[Figure content listings]
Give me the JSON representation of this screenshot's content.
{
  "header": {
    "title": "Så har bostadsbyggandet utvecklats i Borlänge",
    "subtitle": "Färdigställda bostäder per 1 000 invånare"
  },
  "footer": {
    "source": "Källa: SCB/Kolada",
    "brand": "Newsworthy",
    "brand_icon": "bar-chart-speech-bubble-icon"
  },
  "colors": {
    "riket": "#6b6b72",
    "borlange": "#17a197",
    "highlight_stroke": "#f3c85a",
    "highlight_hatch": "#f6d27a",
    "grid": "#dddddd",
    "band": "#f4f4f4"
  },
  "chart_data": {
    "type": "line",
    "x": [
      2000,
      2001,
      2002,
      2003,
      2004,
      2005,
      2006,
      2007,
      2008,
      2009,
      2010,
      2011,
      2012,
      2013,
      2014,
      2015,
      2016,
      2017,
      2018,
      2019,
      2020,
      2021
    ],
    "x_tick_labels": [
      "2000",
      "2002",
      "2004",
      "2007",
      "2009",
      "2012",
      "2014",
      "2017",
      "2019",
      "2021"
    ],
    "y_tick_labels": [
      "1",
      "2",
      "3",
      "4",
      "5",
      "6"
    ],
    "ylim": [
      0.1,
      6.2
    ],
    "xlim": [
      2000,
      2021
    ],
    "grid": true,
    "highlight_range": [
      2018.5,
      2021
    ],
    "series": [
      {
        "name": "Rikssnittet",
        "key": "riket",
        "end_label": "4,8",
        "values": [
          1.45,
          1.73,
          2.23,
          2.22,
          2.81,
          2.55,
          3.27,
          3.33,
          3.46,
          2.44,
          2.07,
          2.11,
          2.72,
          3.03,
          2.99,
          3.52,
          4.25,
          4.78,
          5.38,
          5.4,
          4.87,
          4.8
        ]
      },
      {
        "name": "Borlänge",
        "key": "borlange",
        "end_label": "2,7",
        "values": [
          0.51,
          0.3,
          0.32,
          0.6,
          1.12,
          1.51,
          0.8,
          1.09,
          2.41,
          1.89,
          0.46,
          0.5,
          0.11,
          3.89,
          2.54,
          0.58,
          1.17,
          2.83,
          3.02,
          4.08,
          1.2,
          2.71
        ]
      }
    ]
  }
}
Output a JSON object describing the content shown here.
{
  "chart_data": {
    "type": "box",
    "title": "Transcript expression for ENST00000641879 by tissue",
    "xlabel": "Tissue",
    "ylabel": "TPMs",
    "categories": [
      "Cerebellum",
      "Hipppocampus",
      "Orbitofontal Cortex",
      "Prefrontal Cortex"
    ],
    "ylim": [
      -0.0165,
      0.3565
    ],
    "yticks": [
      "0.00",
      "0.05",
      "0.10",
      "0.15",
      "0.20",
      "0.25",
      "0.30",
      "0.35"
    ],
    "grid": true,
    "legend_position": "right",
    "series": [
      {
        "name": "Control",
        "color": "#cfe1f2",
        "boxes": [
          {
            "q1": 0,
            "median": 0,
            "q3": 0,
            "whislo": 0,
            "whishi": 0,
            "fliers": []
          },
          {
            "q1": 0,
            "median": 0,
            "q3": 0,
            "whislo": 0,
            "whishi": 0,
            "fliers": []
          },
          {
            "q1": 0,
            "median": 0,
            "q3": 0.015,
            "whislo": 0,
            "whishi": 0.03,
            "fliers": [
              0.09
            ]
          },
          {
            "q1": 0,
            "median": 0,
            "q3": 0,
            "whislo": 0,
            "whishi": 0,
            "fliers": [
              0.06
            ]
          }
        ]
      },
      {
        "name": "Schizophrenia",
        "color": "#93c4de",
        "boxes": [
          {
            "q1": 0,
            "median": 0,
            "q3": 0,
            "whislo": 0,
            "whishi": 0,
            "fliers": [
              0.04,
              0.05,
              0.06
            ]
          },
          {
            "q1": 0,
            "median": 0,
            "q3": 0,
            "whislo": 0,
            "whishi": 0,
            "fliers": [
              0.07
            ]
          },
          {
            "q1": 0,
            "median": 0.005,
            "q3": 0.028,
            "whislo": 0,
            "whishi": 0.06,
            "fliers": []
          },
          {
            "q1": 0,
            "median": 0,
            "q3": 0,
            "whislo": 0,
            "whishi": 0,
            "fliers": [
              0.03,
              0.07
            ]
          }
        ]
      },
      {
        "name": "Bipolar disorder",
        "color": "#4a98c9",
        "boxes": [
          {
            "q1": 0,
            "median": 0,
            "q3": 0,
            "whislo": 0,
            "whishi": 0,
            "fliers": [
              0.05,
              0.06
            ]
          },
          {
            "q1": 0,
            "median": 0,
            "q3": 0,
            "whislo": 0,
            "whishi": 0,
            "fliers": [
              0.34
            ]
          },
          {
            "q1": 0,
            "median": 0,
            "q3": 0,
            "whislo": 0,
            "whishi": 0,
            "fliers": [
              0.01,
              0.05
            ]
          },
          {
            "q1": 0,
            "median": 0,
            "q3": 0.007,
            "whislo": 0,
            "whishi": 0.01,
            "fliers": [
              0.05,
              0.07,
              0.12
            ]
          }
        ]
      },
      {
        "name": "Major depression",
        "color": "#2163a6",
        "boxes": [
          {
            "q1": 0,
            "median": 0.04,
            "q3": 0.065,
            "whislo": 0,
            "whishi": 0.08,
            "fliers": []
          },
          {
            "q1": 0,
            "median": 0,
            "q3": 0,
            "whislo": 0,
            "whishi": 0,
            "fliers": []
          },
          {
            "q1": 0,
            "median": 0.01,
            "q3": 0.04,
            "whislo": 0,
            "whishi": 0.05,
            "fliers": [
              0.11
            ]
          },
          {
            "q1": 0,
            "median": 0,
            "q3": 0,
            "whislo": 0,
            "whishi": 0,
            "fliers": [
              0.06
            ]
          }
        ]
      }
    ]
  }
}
---
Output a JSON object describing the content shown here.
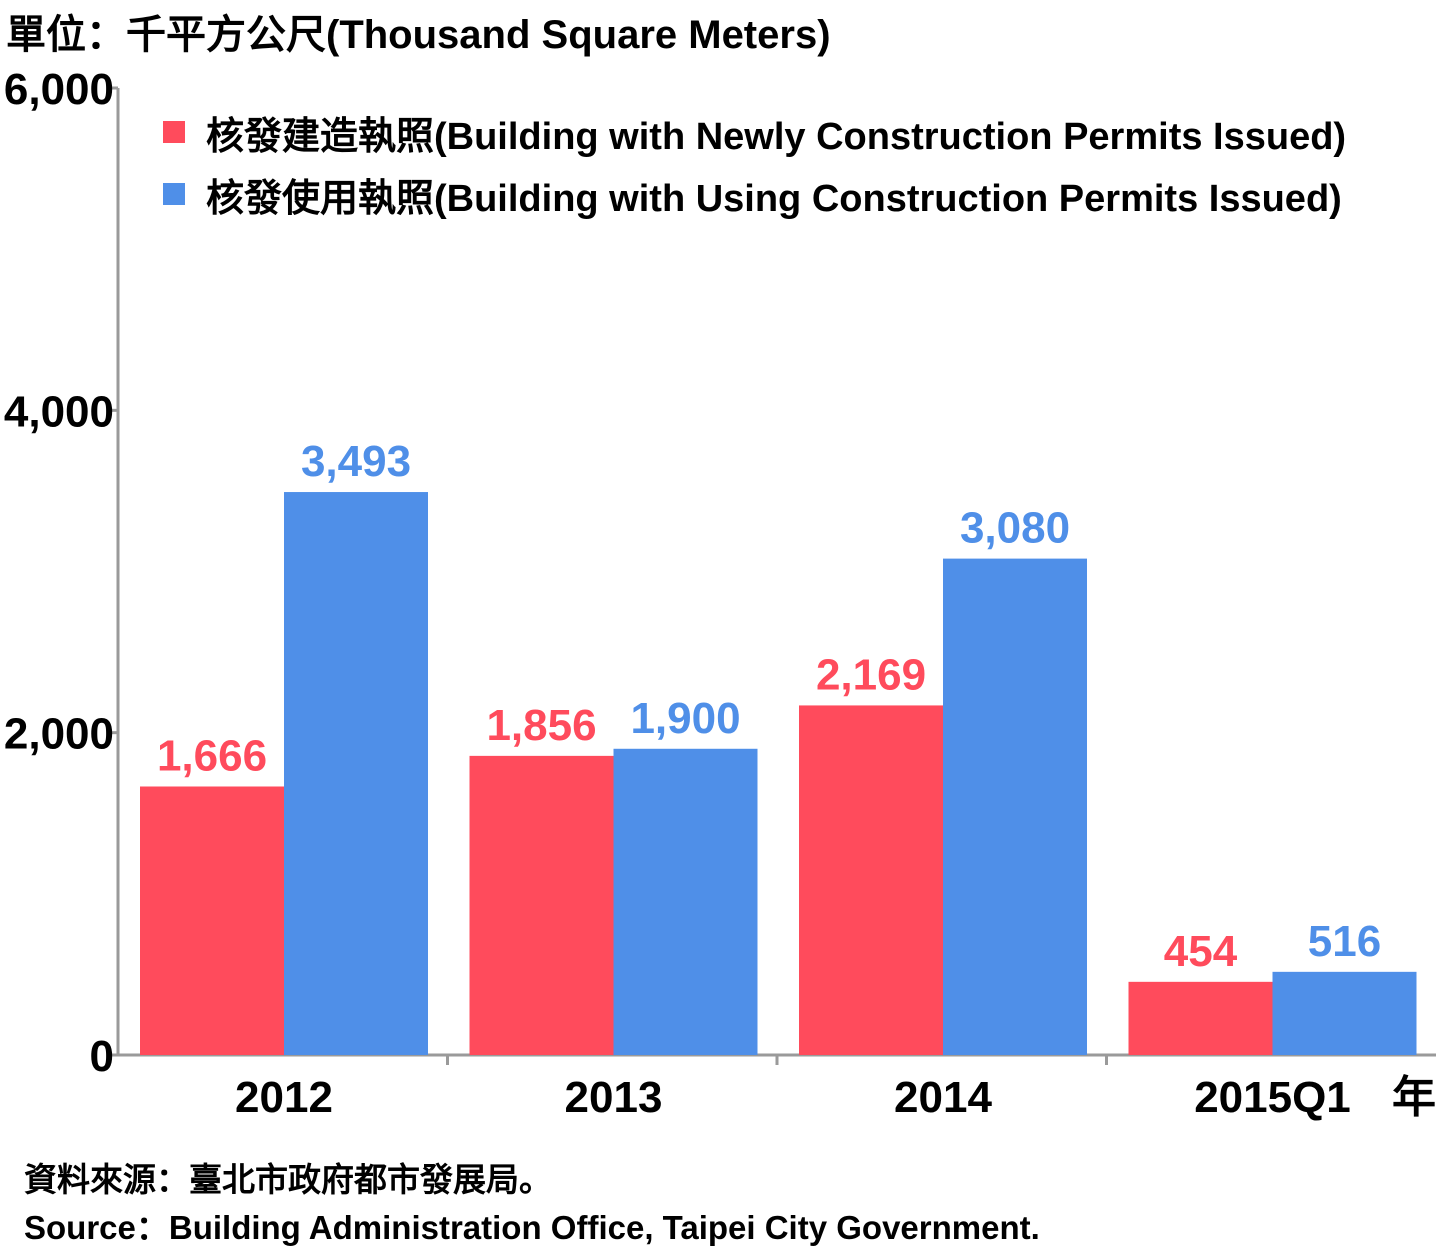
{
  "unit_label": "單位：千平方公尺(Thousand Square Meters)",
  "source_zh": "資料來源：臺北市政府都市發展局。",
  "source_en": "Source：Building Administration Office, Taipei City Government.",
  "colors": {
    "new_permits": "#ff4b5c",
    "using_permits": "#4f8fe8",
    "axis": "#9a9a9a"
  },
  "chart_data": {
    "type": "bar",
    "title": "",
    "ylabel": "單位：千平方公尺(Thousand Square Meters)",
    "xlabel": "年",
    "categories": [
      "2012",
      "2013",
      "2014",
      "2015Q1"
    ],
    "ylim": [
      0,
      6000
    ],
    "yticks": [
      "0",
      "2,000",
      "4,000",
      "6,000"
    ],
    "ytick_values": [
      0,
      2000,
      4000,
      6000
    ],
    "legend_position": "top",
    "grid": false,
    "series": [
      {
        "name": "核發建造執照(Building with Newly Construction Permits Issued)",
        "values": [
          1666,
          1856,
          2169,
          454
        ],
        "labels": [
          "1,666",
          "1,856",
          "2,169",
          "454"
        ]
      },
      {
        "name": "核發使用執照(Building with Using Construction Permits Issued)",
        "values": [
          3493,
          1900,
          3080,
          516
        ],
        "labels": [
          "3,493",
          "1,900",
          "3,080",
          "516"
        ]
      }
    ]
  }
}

OBJECTIVE: Among the lines above, determine how many hold the word "ylabel"; report the figure alone.

FULL OUTPUT: 2